### GIVEN REQUEST
Copy out each line that includes the word "this".

──────── MATERIALS PROVIDED ────────

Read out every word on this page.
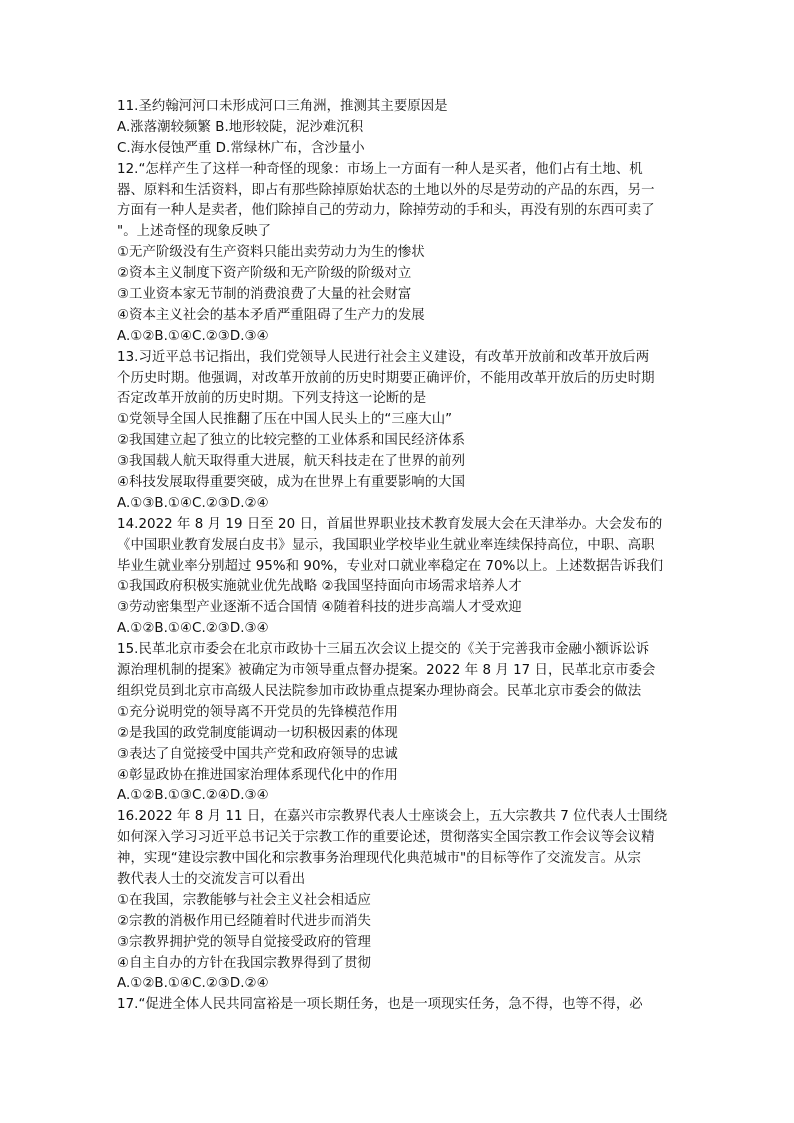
11.圣约翰河河口未形成河口三角洲，推测其主要原因是
A.涨落潮较频繁 B.地形较陡，泥沙难沉积
C.海水侵蚀严重 D.常绿林广布，含沙量小
12.“怎样产生了这样一种奇怪的现象：市场上一方面有一种人是买者，他们占有土地、机
器、原料和生活资料，即占有那些除掉原始状态的土地以外的尽是劳动的产品的东西，另一
方面有一种人是卖者，他们除掉自己的劳动力，除掉劳动的手和头，再没有别的东西可卖了
"。上述奇怪的现象反映了
①无产阶级没有生产资料只能出卖劳动力为生的惨状
②资本主义制度下资产阶级和无产阶级的阶级对立
③工业资本家无节制的消费浪费了大量的社会财富
④资本主义社会的基本矛盾严重阻碍了生产力的发展
A.①②B.①④C.②③D.③④
13.习近平总书记指出，我们党领导人民进行社会主义建设，有改革开放前和改革开放后两
个历史时期。他强调，对改革开放前的历史时期要正确评价，不能用改革开放后的历史时期
否定改革开放前的历史时期。下列支持这一论断的是
①党领导全国人民推翻了压在中国人民头上的“三座大山”
②我国建立起了独立的比较完整的工业体系和国民经济体系
③我国载人航天取得重大进展，航天科技走在了世界的前列
④科技发展取得重要突破，成为在世界上有重要影响的大国
A.①③B.①④C.②③D.②④
14.2022 年 8 月 19 日至 20 日，首届世界职业技术教育发展大会在天津举办。大会发布的
《中国职业教育发展白皮书》显示，我国职业学校毕业生就业率连续保持高位，中职、高职
毕业生就业率分别超过 95%和 90%，专业对口就业率稳定在 70%以上。上述数据告诉我们
①我国政府积极实施就业优先战略 ②我国坚持面向市场需求培养人才
③劳动密集型产业逐渐不适合国情 ④随着科技的进步高端人才受欢迎
A.①②B.①④C.②③D.③④
15.民革北京市委会在北京市政协十三届五次会议上提交的《关于完善我市金融小额诉讼诉
源治理机制的提案》被确定为市领导重点督办提案。2022 年 8 月 17 日，民革北京市委会
组织党员到北京市高级人民法院参加市政协重点提案办理协商会。民革北京市委会的做法
①充分说明党的领导离不开党员的先锋模范作用
②是我国的政党制度能调动一切积极因素的体现
③表达了自觉接受中国共产党和政府领导的忠诚
④彰显政协在推进国家治理体系现代化中的作用
A.①②B.①③C.②④D.③④
16.2022 年 8 月 11 日，在嘉兴市宗教界代表人士座谈会上，五大宗教共 7 位代表人士围绕
如何深入学习习近平总书记关于宗教工作的重要论述，贯彻落实全国宗教工作会议等会议精
神，实现“建设宗教中国化和宗教事务治理现代化典范城市"的目标等作了交流发言。从宗
教代表人士的交流发言可以看出
①在我国，宗教能够与社会主义社会相适应
②宗教的消极作用已经随着时代进步而消失
③宗教界拥护党的领导自觉接受政府的管理
④自主自办的方针在我国宗教界得到了贯彻
A.①②B.①④C.②③D.②④
17.“促进全体人民共同富裕是一项长期任务，也是一项现实任务，急不得，也等不得，必
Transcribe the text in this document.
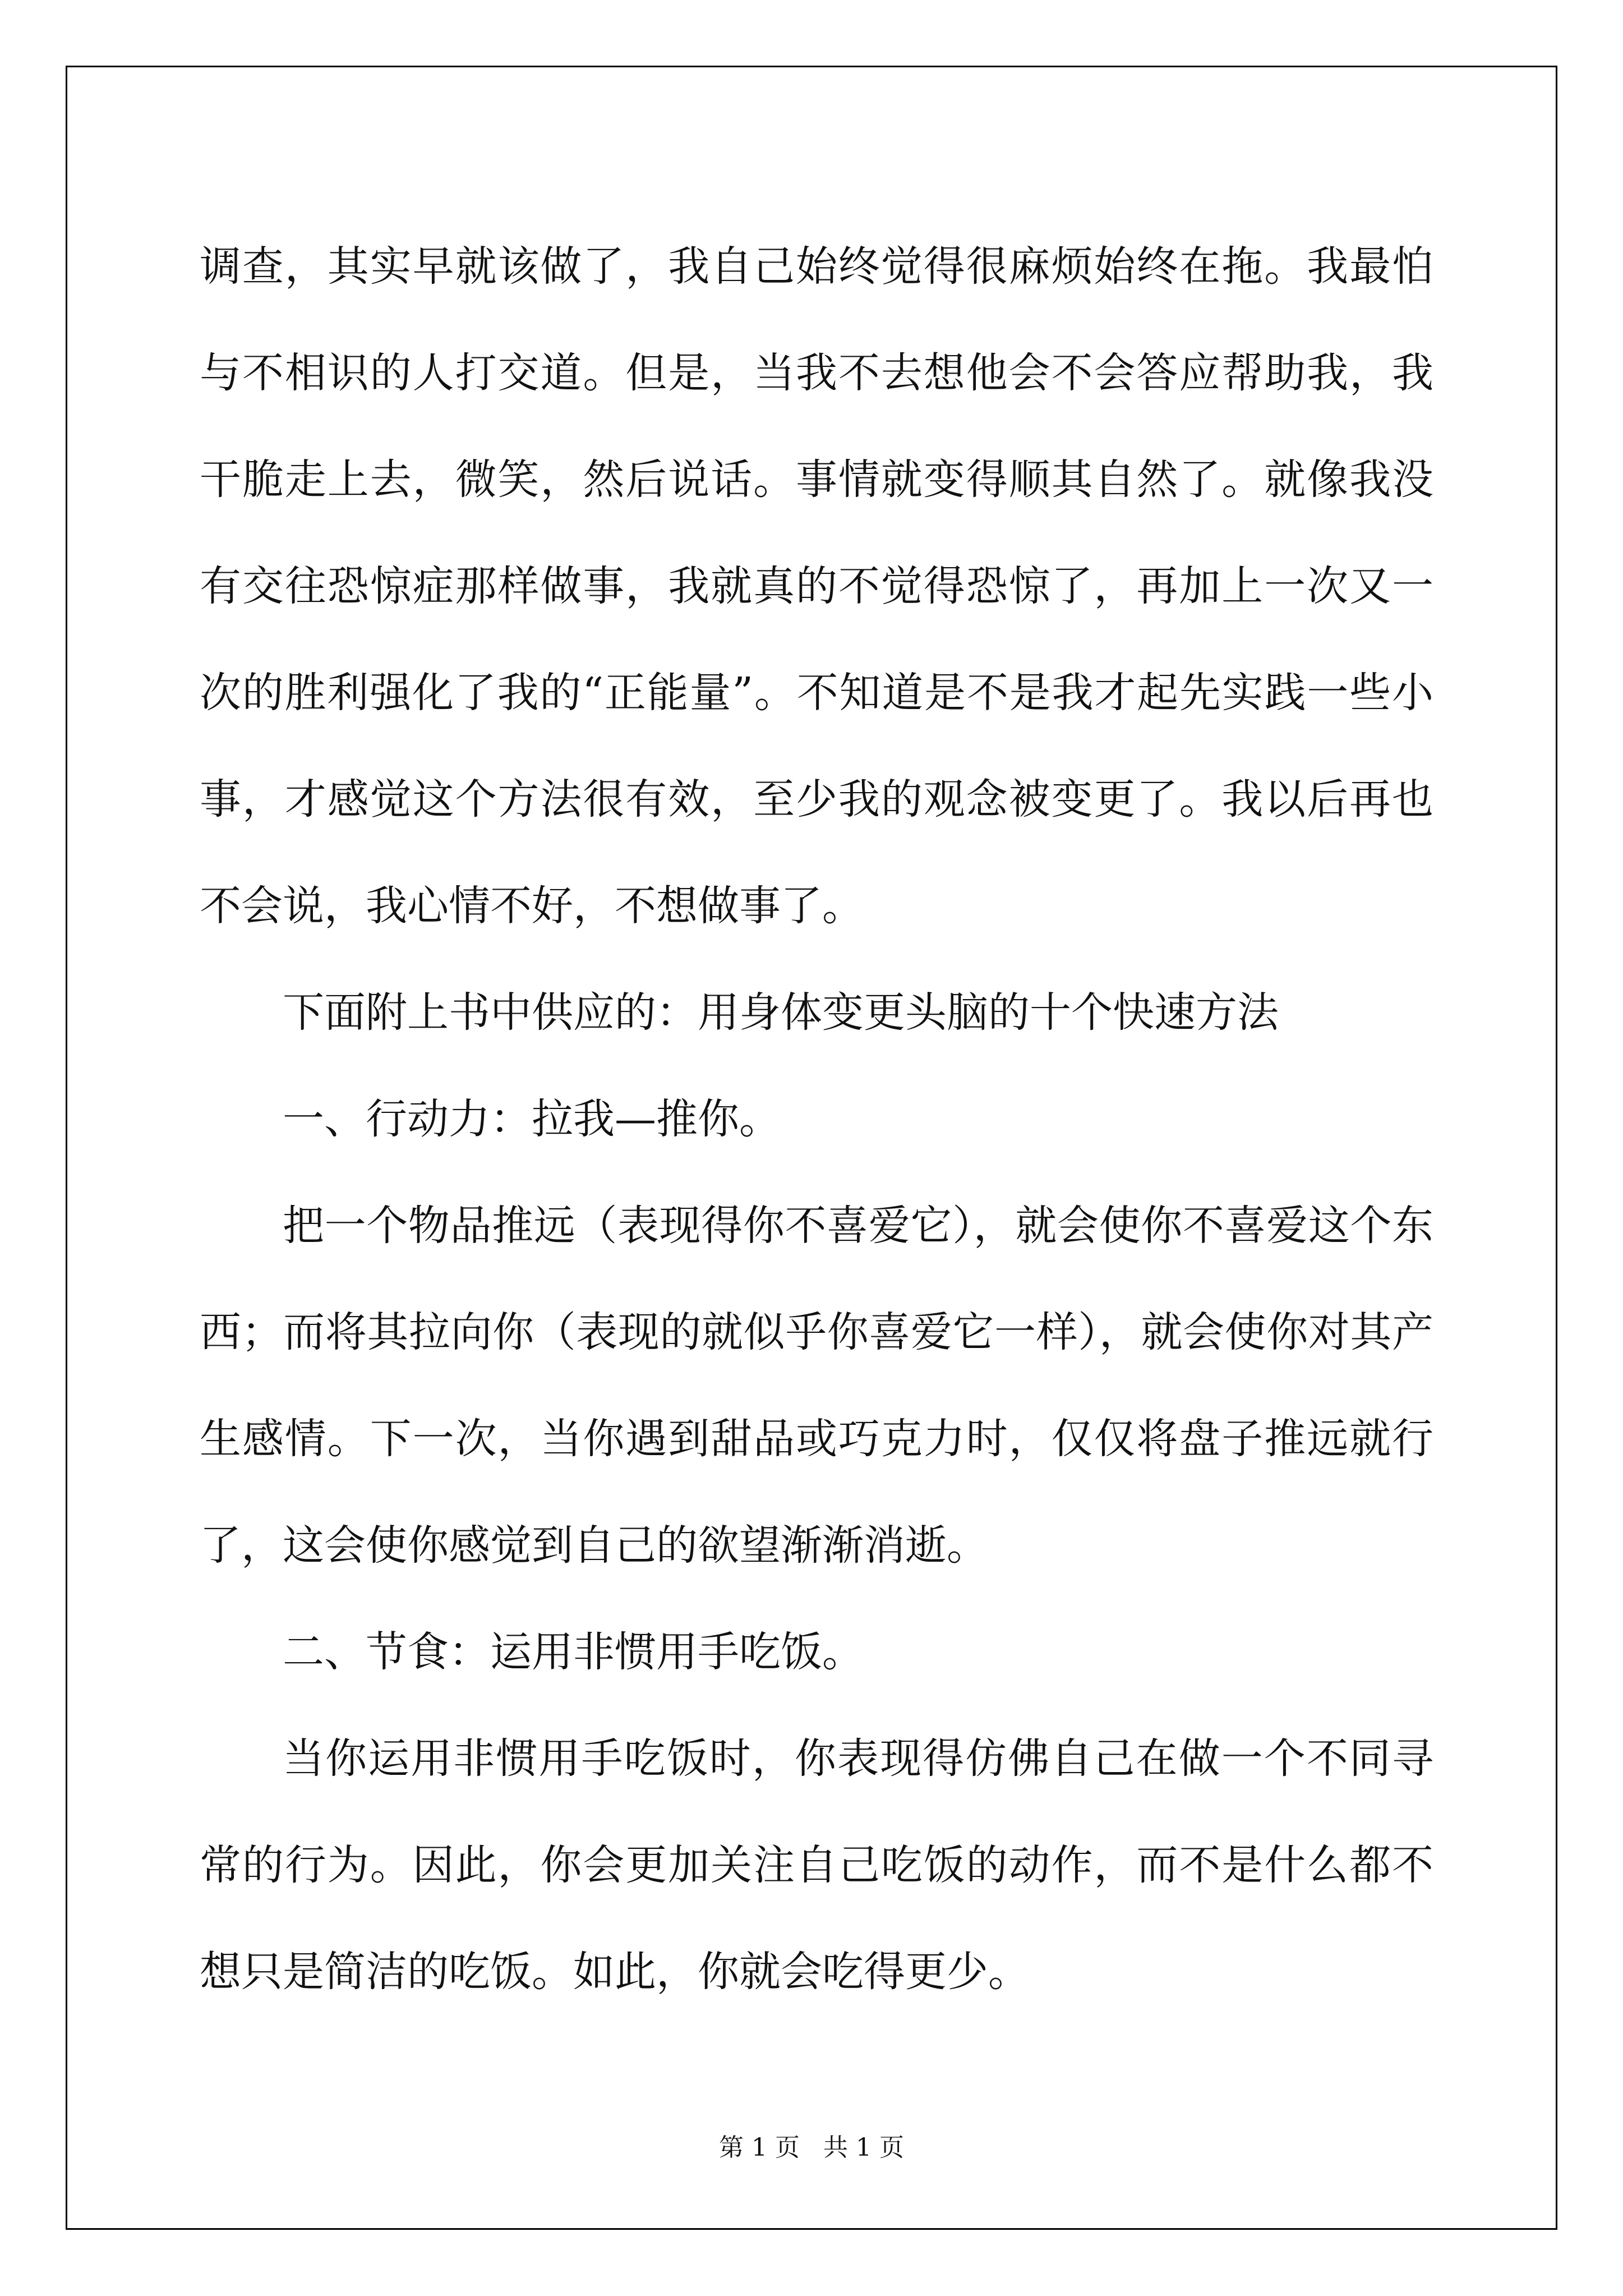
调查，其实早就该做了，我自己始终觉得很麻烦始终在拖。我最怕与不相识的人打交道。但是，当我不去想他会不会答应帮助我，我干脆走上去，微笑，然后说话。事情就变得顺其自然了。就像我没有交往恐惊症那样做事，我就真的不觉得恐惊了，再加上一次又一次的胜利强化了我的“正能量”。不知道是不是我才起先实践一些小事，才感觉这个方法很有效，至少我的观念被变更了。我以后再也不会说，我心情不好，不想做事了。

下面附上书中供应的：用身体变更头脑的十个快速方法

一、行动力：拉我—推你。

把一个物品推远（表现得你不喜爱它），就会使你不喜爱这个东西；而将其拉向你（表现的就似乎你喜爱它一样），就会使你对其产生感情。下一次，当你遇到甜品或巧克力时，仅仅将盘子推远就行了，这会使你感觉到自己的欲望渐渐消逝。

二、节食：运用非惯用手吃饭。

当你运用非惯用手吃饭时，你表现得仿佛自己在做一个不同寻常的行为。因此，你会更加关注自己吃饭的动作，而不是什么都不想只是简洁的吃饭。如此，你就会吃得更少。

第 1 页   共 1 页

────────

### CORRECT RESULT
Read out every word on this page.
Transcribe the text in this document.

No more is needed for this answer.